Reproduce the data that follows in its entirety, character for character.
## Start Data for processing
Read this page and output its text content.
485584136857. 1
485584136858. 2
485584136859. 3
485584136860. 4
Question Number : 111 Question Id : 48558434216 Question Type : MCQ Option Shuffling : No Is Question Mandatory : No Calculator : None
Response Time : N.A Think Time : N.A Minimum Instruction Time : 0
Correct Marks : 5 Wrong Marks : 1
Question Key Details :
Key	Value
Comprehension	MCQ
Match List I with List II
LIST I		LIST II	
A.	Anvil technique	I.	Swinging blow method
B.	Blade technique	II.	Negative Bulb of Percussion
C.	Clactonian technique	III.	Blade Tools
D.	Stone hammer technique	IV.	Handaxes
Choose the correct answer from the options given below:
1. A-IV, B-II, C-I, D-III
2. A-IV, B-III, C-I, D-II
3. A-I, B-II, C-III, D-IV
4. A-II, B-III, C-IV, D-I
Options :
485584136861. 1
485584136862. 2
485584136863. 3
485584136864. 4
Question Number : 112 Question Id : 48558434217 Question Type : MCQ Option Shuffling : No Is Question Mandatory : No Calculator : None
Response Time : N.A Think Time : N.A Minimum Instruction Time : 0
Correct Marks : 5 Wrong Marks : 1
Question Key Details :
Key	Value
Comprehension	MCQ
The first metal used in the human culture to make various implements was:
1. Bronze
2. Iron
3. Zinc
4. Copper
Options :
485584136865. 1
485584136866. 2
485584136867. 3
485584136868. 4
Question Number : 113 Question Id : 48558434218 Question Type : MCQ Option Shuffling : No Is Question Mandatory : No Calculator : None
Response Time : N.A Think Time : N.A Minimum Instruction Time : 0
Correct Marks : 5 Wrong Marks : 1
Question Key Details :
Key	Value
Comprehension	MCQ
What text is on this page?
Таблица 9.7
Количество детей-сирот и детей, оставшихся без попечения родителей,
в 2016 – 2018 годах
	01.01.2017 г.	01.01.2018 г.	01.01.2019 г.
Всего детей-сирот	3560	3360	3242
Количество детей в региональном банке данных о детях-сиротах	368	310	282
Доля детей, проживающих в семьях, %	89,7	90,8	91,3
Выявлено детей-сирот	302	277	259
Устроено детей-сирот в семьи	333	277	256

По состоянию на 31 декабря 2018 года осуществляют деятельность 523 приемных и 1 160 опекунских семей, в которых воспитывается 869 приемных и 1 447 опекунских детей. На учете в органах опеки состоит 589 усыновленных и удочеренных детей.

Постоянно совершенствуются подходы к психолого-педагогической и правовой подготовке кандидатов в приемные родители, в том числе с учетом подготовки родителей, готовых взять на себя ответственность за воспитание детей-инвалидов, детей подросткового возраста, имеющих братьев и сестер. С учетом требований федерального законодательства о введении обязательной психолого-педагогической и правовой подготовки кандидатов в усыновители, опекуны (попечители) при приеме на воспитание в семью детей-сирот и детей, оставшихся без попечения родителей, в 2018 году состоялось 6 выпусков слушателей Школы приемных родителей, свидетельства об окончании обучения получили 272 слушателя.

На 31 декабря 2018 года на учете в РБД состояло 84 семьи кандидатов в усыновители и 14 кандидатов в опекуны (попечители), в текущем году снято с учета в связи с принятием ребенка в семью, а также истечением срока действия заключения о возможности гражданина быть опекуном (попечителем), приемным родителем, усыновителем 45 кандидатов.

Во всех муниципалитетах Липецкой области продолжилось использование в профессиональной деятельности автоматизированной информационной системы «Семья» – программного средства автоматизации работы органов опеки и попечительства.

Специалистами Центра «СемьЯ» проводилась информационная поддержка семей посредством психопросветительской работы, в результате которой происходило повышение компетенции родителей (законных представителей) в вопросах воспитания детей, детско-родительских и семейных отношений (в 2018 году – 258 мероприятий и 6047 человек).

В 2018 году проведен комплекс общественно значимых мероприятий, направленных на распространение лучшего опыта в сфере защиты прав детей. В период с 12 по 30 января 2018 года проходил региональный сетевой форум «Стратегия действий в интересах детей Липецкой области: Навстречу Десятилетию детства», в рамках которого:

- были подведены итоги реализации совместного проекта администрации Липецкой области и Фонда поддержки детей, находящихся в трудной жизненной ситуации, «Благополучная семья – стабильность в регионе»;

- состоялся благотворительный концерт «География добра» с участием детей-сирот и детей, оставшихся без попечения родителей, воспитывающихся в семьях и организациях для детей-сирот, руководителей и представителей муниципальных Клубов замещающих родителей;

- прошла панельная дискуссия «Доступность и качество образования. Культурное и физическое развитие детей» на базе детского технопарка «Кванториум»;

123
## End Data for processing
• Solution for this exercise:
Read this page and output its text content.
485584136857. 1
485584136858. 2
485584136859. 3
485584136860. 4
Question Number : 111 Question Id : 48558434216 Question Type : MCQ Option Shuffling : No Is Question Mandatory : No Calculator : None
Response Time : N.A Think Time : N.A Minimum Instruction Time : 0
Correct Marks : 5 Wrong Marks : 1
Question Key Details :
Key	Value
Comprehension	MCQ
Match List I with List II
LIST I		LIST II	
A.	Anvil technique	I.	Swinging blow method
B.	Blade technique	II.	Negative Bulb of Percussion
C.	Clactonian technique	III.	Blade Tools
D.	Stone hammer technique	IV.	Handaxes
Choose the correct answer from the options given below:
1. A-IV, B-II, C-I, D-III
2. A-IV, B-III, C-I, D-II
3. A-I, B-II, C-III, D-IV
4. A-II, B-III, C-IV, D-I
Options :
485584136861. 1
485584136862. 2
485584136863. 3
485584136864. 4
Question Number : 112 Question Id : 48558434217 Question Type : MCQ Option Shuffling : No Is Question Mandatory : No Calculator : None
Response Time : N.A Think Time : N.A Minimum Instruction Time : 0
Correct Marks : 5 Wrong Marks : 1
Question Key Details :
Key	Value
Comprehension	MCQ
The first metal used in the human culture to make various implements was:
1. Bronze
2. Iron
3. Zinc
4. Copper
Options :
485584136865. 1
485584136866. 2
485584136867. 3
485584136868. 4
Question Number : 113 Question Id : 48558434218 Question Type : MCQ Option Shuffling : No Is Question Mandatory : No Calculator : None
Response Time : N.A Think Time : N.A Minimum Instruction Time : 0
Correct Marks : 5 Wrong Marks : 1
Question Key Details :
Key	Value
Comprehension	MCQ
What text is on this page?
Таблица 9.7
Количество детей-сирот и детей, оставшихся без попечения родителей,
в 2016 – 2018 годах
	01.01.2017 г.	01.01.2018 г.	01.01.2019 г.
Всего детей-сирот	3560	3360	3242
Количество детей в региональном банке данных о детях-сиротах	368	310	282
Доля детей, проживающих в семьях, %	89,7	90,8	91,3
Выявлено детей-сирот	302	277	259
Устроено детей-сирот в семьи	333	277	256

По состоянию на 31 декабря 2018 года осуществляют деятельность 523 приемных и 1 160 опекунских семей, в которых воспитывается 869 приемных и 1 447 опекунских детей. На учете в органах опеки состоит 589 усыновленных и удочеренных детей.

Постоянно совершенствуются подходы к психолого-педагогической и правовой подготовке кандидатов в приемные родители, в том числе с учетом подготовки родителей, готовых взять на себя ответственность за воспитание детей-инвалидов, детей подросткового возраста, имеющих братьев и сестер. С учетом требований федерального законодательства о введении обязательной психолого-педагогической и правовой подготовки кандидатов в усыновители, опекуны (попечители) при приеме на воспитание в семью детей-сирот и детей, оставшихся без попечения родителей, в 2018 году состоялось 6 выпусков слушателей Школы приемных родителей, свидетельства об окончании обучения получили 272 слушателя.

На 31 декабря 2018 года на учете в РБД состояло 84 семьи кандидатов в усыновители и 14 кандидатов в опекуны (попечители), в текущем году снято с учета в связи с принятием ребенка в семью, а также истечением срока действия заключения о возможности гражданина быть опекуном (попечителем), приемным родителем, усыновителем 45 кандидатов.

Во всех муниципалитетах Липецкой области продолжилось использование в профессиональной деятельности автоматизированной информационной системы «Семья» – программного средства автоматизации работы органов опеки и попечительства.

Специалистами Центра «СемьЯ» проводилась информационная поддержка семей посредством психопросветительской работы, в результате которой происходило повышение компетенции родителей (законных представителей) в вопросах воспитания детей, детско-родительских и семейных отношений (в 2018 году – 258 мероприятий и 6047 человек).

В 2018 году проведен комплекс общественно значимых мероприятий, направленных на распространение лучшего опыта в сфере защиты прав детей. В период с 12 по 30 января 2018 года проходил региональный сетевой форум «Стратегия действий в интересах детей Липецкой области: Навстречу Десятилетию детства», в рамках которого:

- были подведены итоги реализации совместного проекта администрации Липецкой области и Фонда поддержки детей, находящихся в трудной жизненной ситуации, «Благополучная семья – стабильность в регионе»;

- состоялся благотворительный концерт «География добра» с участием детей-сирот и детей, оставшихся без попечения родителей, воспитывающихся в семьях и организациях для детей-сирот, руководителей и представителей муниципальных Клубов замещающих родителей;

- прошла панельная дискуссия «Доступность и качество образования. Культурное и физическое развитие детей» на базе детского технопарка «Кванториум»;

123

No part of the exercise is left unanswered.